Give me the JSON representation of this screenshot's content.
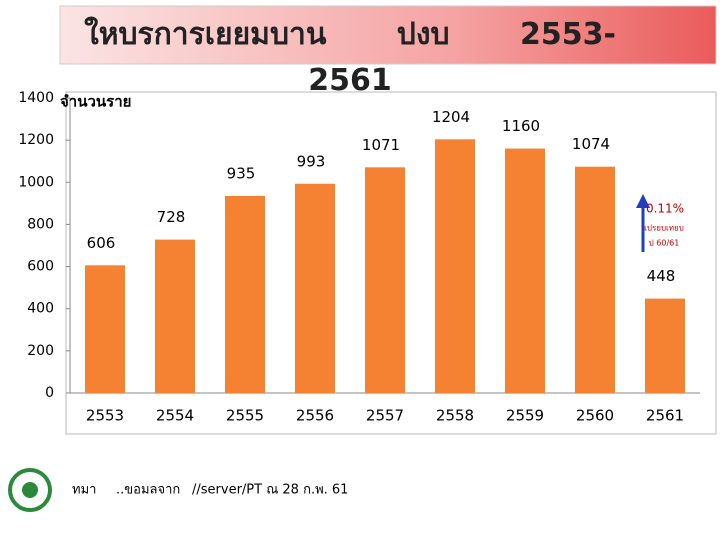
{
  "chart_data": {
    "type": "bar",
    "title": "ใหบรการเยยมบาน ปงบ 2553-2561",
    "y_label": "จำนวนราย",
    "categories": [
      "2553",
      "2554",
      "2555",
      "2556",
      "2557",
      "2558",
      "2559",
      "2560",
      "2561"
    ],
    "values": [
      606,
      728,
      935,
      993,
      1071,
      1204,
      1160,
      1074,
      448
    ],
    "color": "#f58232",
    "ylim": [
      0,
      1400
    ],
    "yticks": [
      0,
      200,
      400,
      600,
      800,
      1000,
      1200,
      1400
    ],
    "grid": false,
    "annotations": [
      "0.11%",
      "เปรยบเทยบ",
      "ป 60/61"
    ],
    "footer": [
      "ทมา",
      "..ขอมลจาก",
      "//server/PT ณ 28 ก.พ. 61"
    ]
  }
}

Description of the task>
Set down the material above as is, without any pictures.

Result of the task>
Give me the JSON representation of this screenshot's content.
{
  "chart_data": {
    "type": "bar",
    "title": "ใหบรการเยยมบาน ปงบ 2553-2561",
    "y_label": "จำนวนราย",
    "categories": [
      "2553",
      "2554",
      "2555",
      "2556",
      "2557",
      "2558",
      "2559",
      "2560",
      "2561"
    ],
    "values": [
      606,
      728,
      935,
      993,
      1071,
      1204,
      1160,
      1074,
      448
    ],
    "color": "#f58232",
    "ylim": [
      0,
      1400
    ],
    "yticks": [
      0,
      200,
      400,
      600,
      800,
      1000,
      1200,
      1400
    ],
    "grid": false,
    "annotations": [
      "0.11%",
      "เปรยบเทยบ",
      "ป 60/61"
    ],
    "footer": [
      "ทมา",
      "..ขอมลจาก",
      "//server/PT ณ 28 ก.พ. 61"
    ]
  }
}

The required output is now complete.